> **RECORDS SHOWN**
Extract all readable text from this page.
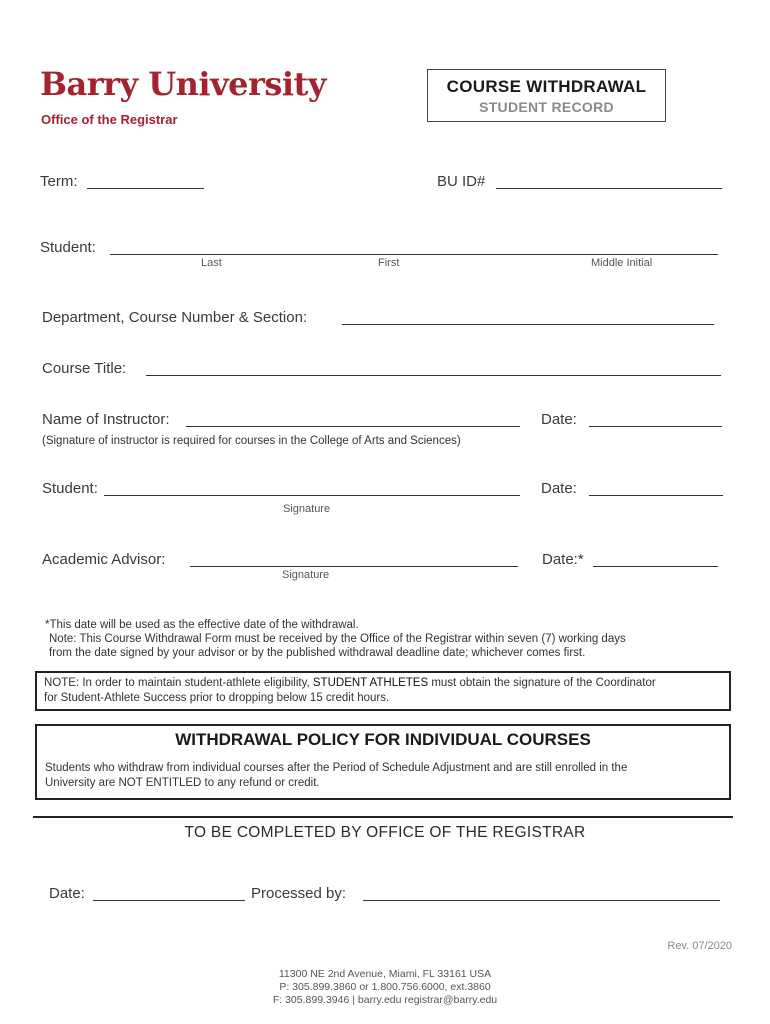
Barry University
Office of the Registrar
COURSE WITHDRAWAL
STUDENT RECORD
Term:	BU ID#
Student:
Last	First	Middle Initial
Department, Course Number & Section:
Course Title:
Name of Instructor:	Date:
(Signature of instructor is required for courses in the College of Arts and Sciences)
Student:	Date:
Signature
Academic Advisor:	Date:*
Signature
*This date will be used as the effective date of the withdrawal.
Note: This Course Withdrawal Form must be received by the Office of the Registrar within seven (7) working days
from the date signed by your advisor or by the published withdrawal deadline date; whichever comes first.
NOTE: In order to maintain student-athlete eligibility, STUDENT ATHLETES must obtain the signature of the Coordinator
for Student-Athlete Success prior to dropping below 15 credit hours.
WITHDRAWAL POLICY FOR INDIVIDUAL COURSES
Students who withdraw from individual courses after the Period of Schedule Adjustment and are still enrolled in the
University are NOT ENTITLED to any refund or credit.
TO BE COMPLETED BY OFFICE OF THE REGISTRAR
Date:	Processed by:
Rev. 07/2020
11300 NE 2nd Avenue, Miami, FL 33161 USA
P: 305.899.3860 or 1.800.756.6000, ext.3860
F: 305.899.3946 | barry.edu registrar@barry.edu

...

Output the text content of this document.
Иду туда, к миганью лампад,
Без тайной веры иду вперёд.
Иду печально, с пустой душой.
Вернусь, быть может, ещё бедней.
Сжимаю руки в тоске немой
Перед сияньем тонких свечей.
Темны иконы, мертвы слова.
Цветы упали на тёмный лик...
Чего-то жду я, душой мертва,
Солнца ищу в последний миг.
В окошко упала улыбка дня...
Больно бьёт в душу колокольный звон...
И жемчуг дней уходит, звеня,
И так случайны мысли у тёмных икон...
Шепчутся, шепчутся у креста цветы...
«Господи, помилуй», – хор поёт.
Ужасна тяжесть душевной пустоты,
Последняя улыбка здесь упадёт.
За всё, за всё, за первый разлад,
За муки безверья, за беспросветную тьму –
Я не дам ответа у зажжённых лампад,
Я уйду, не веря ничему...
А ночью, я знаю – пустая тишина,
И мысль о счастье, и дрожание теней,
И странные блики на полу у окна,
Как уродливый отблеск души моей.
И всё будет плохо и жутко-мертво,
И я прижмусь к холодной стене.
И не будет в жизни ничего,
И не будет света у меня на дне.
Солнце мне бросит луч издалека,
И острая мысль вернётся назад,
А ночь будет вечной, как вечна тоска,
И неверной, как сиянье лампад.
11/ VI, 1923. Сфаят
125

> **INSTRUCTIONS FOR THE TASK**
Among the entries above, identify all lines with "душой" and copy them.

> **WRITTEN ANSWER**
Иду печально, с пустой душой.
Чего-то жду я, душой мертва,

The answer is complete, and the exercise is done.